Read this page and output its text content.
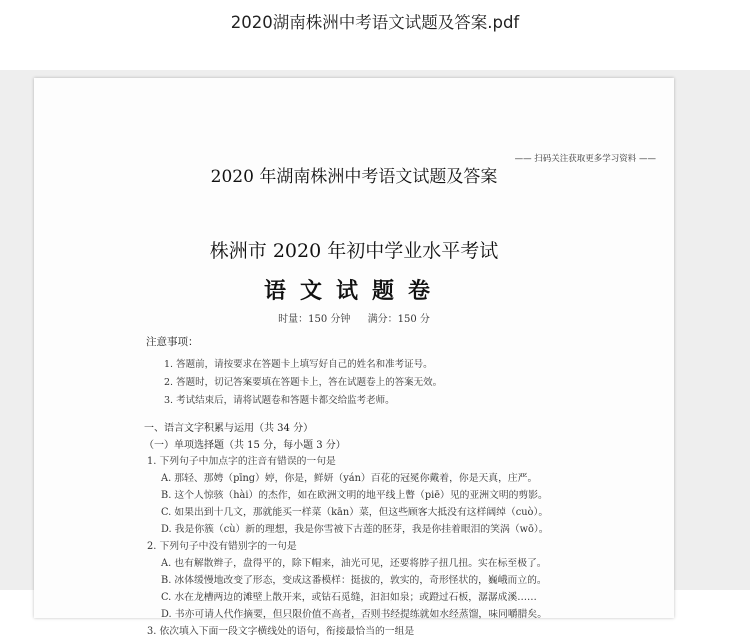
2020湖南株洲中考语文试题及答案.pdf
—— 扫码关注获取更多学习资料 ——
2020 年湖南株洲中考语文试题及答案
株洲市 2020 年初中学业水平考试
语文试题卷
时量：150 分钟 满分：150 分
注意事项：
1. 答题前，请按要求在答题卡上填写好自己的姓名和准考证号。
2. 答题时，切记答案要填在答题卡上，答在试题卷上的答案无效。
3. 考试结束后，请将试题卷和答题卡都交给监考老师。
一、语言文字积累与运用（共 34 分）
（一）单项选择题（共 15 分，每小题 3 分）
1. 下列句子中加点字的注音有错误的一句是
A. 那轻、那娉（pīng）婷，你是，鲜妍（yán）百花的冠冕你戴着，你是天真，庄严。
B. 这个人惊骇（hài）的杰作，如在欧洲文明的地平线上瞥（piē）见的亚洲文明的剪影。
C. 如果出到十几文，那就能买一样菜（kān）菜，但这些顾客大抵没有这样阔绰（cuò）。
D. 我是你簇（cù）新的理想，我是你雪被下古莲的胚芽，我是你挂着眼泪的笑涡（wō）。
2. 下列句子中没有错别字的一句是
A. 也有解散辫子，盘得平的，除下帽来，油光可见，还要将脖子扭几扭。实在标至极了。
B. 冰体缓慢地改变了形态，变成这番模样：挺拔的，敦实的，奇形怪状的，巍峨而立的。
C. 水在龙槽两边的滩壁上散开来，或钻石觅缝，汩汩如泉；或蹬过石板，潺潺成溪……
D. 书亦可请人代作摘要，但只限价值不高者，否则书经提练就如水经蒸馏，味同嚼腊矣。
3. 依次填入下面一段文字横线处的语句，衔接最恰当的一组是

◇ ◇ ◇ ◇ ◇

Give back the whole listing as it stands, minus its pictures.

Read this page and output its text content.
2020湖南株洲中考语文试题及答案.pdf
—— 扫码关注获取更多学习资料 ——
2020 年湖南株洲中考语文试题及答案
株洲市 2020 年初中学业水平考试
语文试题卷
时量：150 分钟 满分：150 分
注意事项：
1. 答题前，请按要求在答题卡上填写好自己的姓名和准考证号。
2. 答题时，切记答案要填在答题卡上，答在试题卷上的答案无效。
3. 考试结束后，请将试题卷和答题卡都交给监考老师。
一、语言文字积累与运用（共 34 分）
（一）单项选择题（共 15 分，每小题 3 分）
1. 下列句子中加点字的注音有错误的一句是
A. 那轻、那娉（pīng）婷，你是，鲜妍（yán）百花的冠冕你戴着，你是天真，庄严。
B. 这个人惊骇（hài）的杰作，如在欧洲文明的地平线上瞥（piē）见的亚洲文明的剪影。
C. 如果出到十几文，那就能买一样菜（kān）菜，但这些顾客大抵没有这样阔绰（cuò）。
D. 我是你簇（cù）新的理想，我是你雪被下古莲的胚芽，我是你挂着眼泪的笑涡（wō）。
2. 下列句子中没有错别字的一句是
A. 也有解散辫子，盘得平的，除下帽来，油光可见，还要将脖子扭几扭。实在标至极了。
B. 冰体缓慢地改变了形态，变成这番模样：挺拔的，敦实的，奇形怪状的，巍峨而立的。
C. 水在龙槽两边的滩壁上散开来，或钻石觅缝，汩汩如泉；或蹬过石板，潺潺成溪……
D. 书亦可请人代作摘要，但只限价值不高者，否则书经提练就如水经蒸馏，味同嚼腊矣。
3. 依次填入下面一段文字横线处的语句，衔接最恰当的一组是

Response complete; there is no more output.